Task directions:
Your task is to output all the records below, word for word.

Extracted data entries
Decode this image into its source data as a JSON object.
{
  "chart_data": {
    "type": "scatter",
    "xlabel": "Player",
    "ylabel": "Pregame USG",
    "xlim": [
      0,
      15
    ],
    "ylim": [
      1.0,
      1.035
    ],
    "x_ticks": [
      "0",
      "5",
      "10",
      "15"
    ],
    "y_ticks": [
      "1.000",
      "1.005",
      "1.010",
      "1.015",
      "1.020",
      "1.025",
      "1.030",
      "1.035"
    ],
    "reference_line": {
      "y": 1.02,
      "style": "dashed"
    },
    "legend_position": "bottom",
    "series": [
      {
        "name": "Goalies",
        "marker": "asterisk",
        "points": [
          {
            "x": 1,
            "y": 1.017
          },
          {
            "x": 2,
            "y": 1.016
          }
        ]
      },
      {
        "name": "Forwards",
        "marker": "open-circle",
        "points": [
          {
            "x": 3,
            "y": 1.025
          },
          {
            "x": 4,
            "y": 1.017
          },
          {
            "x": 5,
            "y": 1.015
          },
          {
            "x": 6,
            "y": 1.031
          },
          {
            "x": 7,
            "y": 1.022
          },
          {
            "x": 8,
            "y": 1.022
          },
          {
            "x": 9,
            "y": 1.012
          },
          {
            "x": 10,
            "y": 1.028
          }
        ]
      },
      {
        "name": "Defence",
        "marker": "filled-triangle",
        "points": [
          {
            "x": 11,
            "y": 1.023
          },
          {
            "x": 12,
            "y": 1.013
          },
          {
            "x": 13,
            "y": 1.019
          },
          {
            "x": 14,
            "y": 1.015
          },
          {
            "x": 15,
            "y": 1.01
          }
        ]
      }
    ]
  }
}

Right answer:
Decode this image into its source data as a JSON object.
{
  "chart_data": {
    "type": "scatter",
    "xlabel": "Player",
    "ylabel": "Pregame USG",
    "xlim": [
      0,
      15
    ],
    "ylim": [
      1.0,
      1.035
    ],
    "x_ticks": [
      "0",
      "5",
      "10",
      "15"
    ],
    "y_ticks": [
      "1.000",
      "1.005",
      "1.010",
      "1.015",
      "1.020",
      "1.025",
      "1.030",
      "1.035"
    ],
    "reference_line": {
      "y": 1.02,
      "style": "dashed"
    },
    "legend_position": "bottom",
    "series": [
      {
        "name": "Goalies",
        "marker": "asterisk",
        "points": [
          {
            "x": 1,
            "y": 1.017
          },
          {
            "x": 2,
            "y": 1.016
          }
        ]
      },
      {
        "name": "Forwards",
        "marker": "open-circle",
        "points": [
          {
            "x": 3,
            "y": 1.025
          },
          {
            "x": 4,
            "y": 1.017
          },
          {
            "x": 5,
            "y": 1.015
          },
          {
            "x": 6,
            "y": 1.031
          },
          {
            "x": 7,
            "y": 1.022
          },
          {
            "x": 8,
            "y": 1.022
          },
          {
            "x": 9,
            "y": 1.012
          },
          {
            "x": 10,
            "y": 1.028
          }
        ]
      },
      {
        "name": "Defence",
        "marker": "filled-triangle",
        "points": [
          {
            "x": 11,
            "y": 1.023
          },
          {
            "x": 12,
            "y": 1.013
          },
          {
            "x": 13,
            "y": 1.019
          },
          {
            "x": 14,
            "y": 1.015
          },
          {
            "x": 15,
            "y": 1.01
          }
        ]
      }
    ]
  }
}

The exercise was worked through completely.